### Provided entries
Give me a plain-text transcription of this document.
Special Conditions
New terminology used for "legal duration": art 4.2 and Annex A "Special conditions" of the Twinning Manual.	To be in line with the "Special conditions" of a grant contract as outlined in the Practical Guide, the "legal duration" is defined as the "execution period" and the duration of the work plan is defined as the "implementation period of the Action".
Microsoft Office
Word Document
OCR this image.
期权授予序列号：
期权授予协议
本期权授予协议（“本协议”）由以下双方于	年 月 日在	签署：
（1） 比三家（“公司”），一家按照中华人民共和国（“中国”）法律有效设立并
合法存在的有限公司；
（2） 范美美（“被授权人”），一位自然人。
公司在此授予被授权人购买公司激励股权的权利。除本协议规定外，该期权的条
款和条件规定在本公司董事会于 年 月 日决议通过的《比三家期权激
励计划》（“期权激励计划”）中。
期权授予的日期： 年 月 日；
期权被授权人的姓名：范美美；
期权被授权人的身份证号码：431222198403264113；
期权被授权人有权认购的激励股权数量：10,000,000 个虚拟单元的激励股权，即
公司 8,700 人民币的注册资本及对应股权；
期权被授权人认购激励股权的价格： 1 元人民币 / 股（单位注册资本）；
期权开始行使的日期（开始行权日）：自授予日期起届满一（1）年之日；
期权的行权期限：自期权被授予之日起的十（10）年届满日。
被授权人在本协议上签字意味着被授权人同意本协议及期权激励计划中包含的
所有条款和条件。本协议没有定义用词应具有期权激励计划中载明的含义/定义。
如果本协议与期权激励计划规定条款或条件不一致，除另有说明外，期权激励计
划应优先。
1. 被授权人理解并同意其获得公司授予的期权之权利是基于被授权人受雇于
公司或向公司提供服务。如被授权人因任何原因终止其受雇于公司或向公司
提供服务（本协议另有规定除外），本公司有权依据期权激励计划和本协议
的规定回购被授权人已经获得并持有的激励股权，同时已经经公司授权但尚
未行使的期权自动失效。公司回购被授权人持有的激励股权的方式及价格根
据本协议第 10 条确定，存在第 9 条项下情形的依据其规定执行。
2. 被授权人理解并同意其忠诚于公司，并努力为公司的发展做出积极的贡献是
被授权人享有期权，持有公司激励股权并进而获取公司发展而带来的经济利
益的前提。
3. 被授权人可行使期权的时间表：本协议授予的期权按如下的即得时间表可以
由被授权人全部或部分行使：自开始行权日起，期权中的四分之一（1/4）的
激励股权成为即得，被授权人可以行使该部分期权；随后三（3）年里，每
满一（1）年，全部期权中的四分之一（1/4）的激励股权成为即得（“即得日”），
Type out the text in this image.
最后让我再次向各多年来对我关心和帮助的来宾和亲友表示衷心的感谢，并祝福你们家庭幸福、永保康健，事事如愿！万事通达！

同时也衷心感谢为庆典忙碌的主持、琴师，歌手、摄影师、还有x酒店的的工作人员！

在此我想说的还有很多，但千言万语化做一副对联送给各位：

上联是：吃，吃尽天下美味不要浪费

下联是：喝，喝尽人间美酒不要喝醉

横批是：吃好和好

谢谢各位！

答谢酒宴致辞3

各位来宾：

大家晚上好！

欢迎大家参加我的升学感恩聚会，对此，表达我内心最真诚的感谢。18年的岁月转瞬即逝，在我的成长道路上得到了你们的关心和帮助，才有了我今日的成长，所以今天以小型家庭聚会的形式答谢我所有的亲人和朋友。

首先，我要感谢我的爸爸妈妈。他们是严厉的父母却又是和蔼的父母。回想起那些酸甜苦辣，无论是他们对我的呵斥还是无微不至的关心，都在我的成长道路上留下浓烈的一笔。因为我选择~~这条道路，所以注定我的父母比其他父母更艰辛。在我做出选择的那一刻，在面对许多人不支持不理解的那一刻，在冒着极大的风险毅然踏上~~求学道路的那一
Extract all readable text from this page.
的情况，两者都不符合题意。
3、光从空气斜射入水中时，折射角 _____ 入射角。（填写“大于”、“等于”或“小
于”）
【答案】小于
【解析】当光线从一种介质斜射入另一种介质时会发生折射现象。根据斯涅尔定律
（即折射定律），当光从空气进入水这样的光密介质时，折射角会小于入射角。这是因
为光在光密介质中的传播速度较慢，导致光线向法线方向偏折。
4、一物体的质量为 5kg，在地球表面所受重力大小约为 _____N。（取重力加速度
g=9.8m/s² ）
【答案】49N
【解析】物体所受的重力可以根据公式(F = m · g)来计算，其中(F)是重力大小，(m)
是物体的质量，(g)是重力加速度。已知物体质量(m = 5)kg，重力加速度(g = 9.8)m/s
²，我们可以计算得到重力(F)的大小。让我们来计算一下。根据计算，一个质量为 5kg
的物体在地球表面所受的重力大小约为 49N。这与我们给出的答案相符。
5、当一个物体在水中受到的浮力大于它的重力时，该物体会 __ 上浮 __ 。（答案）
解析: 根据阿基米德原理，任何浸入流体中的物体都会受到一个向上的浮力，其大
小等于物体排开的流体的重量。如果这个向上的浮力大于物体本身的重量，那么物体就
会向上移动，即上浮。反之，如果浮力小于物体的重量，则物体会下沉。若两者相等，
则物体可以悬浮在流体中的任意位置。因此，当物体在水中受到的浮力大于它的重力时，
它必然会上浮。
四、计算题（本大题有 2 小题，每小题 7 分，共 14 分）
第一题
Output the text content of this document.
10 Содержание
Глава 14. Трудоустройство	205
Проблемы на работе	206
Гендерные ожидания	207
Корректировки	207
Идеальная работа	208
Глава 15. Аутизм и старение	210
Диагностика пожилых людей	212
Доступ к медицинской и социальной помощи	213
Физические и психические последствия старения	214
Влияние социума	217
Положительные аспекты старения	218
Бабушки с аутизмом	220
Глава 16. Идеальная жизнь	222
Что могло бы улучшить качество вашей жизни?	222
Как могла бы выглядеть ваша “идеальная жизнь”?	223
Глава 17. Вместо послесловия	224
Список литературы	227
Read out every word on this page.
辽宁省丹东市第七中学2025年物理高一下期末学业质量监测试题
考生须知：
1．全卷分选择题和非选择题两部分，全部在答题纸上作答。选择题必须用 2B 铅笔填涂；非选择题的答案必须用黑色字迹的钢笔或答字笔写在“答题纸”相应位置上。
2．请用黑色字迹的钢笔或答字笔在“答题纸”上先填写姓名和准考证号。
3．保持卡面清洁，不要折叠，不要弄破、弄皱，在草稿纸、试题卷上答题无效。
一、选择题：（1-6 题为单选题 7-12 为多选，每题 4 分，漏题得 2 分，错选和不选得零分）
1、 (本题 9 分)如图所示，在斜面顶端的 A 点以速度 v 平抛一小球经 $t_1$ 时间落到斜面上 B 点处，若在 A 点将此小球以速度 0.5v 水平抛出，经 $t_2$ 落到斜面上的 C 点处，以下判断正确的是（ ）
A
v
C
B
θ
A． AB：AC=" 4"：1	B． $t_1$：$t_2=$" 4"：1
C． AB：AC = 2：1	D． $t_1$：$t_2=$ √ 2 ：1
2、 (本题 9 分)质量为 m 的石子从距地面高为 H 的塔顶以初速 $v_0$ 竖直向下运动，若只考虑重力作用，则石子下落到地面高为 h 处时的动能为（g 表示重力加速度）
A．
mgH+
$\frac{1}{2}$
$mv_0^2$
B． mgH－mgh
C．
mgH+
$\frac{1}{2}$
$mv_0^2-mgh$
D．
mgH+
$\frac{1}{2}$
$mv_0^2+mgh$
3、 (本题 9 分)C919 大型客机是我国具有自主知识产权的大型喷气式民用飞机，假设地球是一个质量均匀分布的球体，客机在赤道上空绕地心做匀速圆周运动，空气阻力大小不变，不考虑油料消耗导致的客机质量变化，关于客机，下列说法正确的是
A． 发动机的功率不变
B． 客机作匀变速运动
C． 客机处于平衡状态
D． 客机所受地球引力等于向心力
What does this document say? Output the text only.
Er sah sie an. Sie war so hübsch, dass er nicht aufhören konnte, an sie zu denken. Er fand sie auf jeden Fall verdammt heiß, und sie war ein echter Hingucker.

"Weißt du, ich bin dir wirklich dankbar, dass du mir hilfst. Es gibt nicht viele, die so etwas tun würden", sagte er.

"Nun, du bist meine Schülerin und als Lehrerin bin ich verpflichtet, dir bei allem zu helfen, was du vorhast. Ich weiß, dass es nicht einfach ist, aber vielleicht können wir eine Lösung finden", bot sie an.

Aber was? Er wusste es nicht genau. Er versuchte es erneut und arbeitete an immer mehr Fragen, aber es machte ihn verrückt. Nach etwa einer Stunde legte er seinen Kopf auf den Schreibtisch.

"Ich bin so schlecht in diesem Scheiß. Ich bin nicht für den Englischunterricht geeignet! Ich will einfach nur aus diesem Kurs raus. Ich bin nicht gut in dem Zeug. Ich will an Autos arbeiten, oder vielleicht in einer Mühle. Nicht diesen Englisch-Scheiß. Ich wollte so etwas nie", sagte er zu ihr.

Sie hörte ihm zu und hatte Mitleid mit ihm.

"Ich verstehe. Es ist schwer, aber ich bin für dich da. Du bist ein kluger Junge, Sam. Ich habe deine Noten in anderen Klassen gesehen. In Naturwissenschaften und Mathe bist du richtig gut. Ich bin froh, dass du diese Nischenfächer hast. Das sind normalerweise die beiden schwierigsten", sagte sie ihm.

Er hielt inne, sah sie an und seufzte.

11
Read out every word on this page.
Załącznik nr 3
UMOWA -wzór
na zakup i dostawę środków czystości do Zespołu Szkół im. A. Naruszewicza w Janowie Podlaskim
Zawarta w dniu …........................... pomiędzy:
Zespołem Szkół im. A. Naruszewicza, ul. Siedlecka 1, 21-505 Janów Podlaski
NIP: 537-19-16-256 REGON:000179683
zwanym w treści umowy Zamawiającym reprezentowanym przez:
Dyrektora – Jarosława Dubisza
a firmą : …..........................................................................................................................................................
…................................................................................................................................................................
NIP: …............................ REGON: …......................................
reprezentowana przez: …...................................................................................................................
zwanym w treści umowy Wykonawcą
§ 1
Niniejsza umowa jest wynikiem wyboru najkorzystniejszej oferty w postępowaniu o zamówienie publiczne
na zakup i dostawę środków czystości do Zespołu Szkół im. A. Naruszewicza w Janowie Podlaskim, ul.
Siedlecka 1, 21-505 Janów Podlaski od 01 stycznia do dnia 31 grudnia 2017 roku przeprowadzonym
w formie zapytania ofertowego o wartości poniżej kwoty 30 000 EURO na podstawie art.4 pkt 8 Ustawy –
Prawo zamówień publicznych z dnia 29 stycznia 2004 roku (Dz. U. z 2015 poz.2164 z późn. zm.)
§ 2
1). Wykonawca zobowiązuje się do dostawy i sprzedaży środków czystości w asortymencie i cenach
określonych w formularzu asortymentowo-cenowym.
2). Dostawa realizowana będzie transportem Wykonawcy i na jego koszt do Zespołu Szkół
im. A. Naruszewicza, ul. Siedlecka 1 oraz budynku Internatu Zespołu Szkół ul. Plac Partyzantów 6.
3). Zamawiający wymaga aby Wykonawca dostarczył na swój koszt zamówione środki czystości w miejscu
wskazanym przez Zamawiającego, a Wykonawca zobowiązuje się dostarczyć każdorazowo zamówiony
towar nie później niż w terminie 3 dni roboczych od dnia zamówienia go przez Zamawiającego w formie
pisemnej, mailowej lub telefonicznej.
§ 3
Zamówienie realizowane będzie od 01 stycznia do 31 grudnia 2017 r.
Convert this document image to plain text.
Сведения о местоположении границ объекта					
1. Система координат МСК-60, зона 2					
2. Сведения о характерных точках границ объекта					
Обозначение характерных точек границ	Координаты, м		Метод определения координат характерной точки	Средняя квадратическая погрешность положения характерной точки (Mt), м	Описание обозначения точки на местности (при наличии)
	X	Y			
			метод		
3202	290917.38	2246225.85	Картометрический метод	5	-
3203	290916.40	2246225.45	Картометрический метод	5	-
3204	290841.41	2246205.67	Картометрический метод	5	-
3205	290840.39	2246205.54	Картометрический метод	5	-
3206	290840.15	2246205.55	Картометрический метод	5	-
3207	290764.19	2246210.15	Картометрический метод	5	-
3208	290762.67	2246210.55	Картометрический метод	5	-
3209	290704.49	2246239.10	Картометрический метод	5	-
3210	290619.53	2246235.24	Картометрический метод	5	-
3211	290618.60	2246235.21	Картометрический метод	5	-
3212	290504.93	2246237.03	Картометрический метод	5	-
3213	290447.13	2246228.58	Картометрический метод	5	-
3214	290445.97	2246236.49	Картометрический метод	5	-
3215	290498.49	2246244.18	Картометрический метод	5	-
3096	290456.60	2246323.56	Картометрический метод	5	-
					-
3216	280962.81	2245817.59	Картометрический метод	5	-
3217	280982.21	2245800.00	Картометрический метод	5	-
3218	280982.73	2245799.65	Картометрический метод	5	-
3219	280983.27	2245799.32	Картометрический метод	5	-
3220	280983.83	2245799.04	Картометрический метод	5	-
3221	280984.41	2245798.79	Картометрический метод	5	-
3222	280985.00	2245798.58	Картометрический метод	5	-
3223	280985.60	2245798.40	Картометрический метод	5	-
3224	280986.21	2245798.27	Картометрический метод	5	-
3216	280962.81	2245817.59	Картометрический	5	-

### Directive
Extract all lines that hold the word "będzie".

### Task output
2). Dostawa realizowana będzie transportem Wykonawcy i na jego koszt do Zespołu Szkół
Zamówienie realizowane będzie od 01 stycznia do 31 grudnia 2017 r.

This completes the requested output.